▶ Énoncé:
Recopiez mot pour mot, dans l'extrait sur la fraude liée à l'aide britannique au développement, tout ce qui va de « Dans un rapport » jusqu'à « la Banque mondiale. ».

▶ Extrait:
Dans un rapport publié le 8 février, l’agence explique qu’il est « particulièrement difficile » de détecter les cas de fraude dans plus de la moitié des dépenses du ministère du Développement international (DfID), parce que l’argent passe par d’autres organisations internationales, comme l’ONU, ou la Banque mondiale.
Problème « majeur et endémique »
Dans les organisations dépendant des Nations unies, la criminalité financière est probablement sous-estimée, et le problème pourrait être « majeur et endémique », selon l’agence britannique. Les spécialistes ont également souligné les difficultés auxquelles sont confrontés des représentants internationaux opérant dans des pays où les pots-de-vin sont considérés comme une « norme culturelle».
Sous le gouvernement de David Cameron, le Royaume-Uni s’est engagé à dépenser 0,7 % de son RNB à l’aide internationale. L’an dernier, cette somme s’élevait à 12 milliards de livres (14 milliards d’euros). Dans le cadre de son évaluation de sécurité et défense stratégique de 2015, le DfID a reçu l’ordre de dépenser au moins la moitié de son budget dans les « régions et États fragiles » jusqu’en 2020.
Une décision considérée comme un changement majeur dans la communauté de l’aide au développement, qui s’est inquiétée que le budget de l’aide soit utilisé à des fins de sécurité et de défense.
Dans leurs conclusions, les auditeurs de la NAO ne mâchent pas leurs mots, et estiment notamment que les réformes pourraient être à l’origine du risque accru de fraude lié au budget de 9,7 milliards de livres (11,4 milliards d’euros) du DfID. Entre 2010-2011 et 2015-2016, le nombre de cas répertoriés a ainsi quadruplé, passant à 429.
La plupart des nouveaux dossiers ouverts sont des allégations de « basse priorité ». Le nombre de cas graves est quant à lui stable, entre 20 et 25 incidents par an. La plupart des dossiers prioritaires concernent des faits en Afghanistan, en Somalie, en Syrie et en République démocratique du Congo.

▶ Données de l'exercice:
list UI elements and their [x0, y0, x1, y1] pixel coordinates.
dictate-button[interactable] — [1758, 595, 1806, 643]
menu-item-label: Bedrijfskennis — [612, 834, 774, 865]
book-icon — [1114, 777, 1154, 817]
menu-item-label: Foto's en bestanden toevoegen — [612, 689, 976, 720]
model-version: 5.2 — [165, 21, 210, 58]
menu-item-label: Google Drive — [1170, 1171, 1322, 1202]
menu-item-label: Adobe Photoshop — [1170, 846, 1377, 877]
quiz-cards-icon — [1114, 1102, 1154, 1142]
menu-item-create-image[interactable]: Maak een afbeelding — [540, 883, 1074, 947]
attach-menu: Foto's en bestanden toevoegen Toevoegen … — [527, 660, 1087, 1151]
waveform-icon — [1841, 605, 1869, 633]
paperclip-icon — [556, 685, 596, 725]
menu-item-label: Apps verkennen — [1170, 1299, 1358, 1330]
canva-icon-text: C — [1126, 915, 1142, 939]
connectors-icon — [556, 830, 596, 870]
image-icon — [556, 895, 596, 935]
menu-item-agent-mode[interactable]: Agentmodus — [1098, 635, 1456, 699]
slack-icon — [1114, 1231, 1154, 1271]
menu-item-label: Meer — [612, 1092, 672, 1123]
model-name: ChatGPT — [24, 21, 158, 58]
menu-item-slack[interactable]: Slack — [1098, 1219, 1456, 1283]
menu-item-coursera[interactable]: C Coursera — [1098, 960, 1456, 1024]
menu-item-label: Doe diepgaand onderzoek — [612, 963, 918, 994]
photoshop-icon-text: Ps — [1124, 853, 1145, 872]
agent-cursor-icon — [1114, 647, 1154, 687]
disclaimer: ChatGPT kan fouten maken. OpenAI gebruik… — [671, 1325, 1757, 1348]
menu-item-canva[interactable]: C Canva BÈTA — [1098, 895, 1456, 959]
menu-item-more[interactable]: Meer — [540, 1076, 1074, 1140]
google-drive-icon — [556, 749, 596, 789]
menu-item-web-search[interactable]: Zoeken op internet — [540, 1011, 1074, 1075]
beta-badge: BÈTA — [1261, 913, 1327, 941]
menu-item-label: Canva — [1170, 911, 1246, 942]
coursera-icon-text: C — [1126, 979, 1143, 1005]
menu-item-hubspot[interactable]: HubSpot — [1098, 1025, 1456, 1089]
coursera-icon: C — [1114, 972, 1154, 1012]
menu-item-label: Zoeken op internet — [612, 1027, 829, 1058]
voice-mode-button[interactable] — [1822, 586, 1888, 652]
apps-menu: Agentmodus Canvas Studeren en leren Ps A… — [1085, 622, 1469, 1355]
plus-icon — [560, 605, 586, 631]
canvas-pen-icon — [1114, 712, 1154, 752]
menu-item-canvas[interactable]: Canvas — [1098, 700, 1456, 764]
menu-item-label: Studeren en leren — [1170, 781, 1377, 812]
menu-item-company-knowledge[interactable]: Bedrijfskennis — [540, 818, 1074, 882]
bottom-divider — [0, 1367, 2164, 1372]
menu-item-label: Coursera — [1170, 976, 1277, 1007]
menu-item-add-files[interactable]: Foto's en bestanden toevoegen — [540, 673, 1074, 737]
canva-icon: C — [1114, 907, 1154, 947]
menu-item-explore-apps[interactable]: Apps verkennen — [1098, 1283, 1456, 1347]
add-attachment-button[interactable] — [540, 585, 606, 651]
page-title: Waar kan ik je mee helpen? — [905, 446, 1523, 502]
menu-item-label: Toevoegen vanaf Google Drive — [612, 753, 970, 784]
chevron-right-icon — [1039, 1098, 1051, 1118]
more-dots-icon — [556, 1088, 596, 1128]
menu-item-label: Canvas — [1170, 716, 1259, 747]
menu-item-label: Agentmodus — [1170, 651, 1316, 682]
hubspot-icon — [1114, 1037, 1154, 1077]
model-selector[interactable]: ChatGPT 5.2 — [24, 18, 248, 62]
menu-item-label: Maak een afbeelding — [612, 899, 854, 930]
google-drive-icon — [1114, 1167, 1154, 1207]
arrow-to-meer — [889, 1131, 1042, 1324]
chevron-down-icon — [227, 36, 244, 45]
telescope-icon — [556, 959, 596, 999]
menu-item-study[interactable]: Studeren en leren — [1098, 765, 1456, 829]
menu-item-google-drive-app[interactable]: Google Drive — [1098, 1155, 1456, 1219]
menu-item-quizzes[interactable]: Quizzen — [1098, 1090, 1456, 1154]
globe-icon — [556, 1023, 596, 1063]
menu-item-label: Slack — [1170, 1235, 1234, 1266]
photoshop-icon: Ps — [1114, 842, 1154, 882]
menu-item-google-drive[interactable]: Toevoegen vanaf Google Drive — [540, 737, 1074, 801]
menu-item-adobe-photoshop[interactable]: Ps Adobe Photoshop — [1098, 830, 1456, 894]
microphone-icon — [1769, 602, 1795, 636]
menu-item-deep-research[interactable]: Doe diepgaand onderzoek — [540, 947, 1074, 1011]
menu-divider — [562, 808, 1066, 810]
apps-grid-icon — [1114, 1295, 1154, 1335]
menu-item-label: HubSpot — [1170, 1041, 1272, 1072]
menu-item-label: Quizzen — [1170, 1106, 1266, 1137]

▶ Tâche réalisée:
Dans un rapport publié le 8 février, l’agence explique qu’il est « particulièrement difficile » de détecter les cas de fraude dans plus de la moitié des dépenses du ministère du Développement international (DfID), parce que l’argent passe par d’autres organisations internationales, comme l’ONU, ou la Banque mondiale.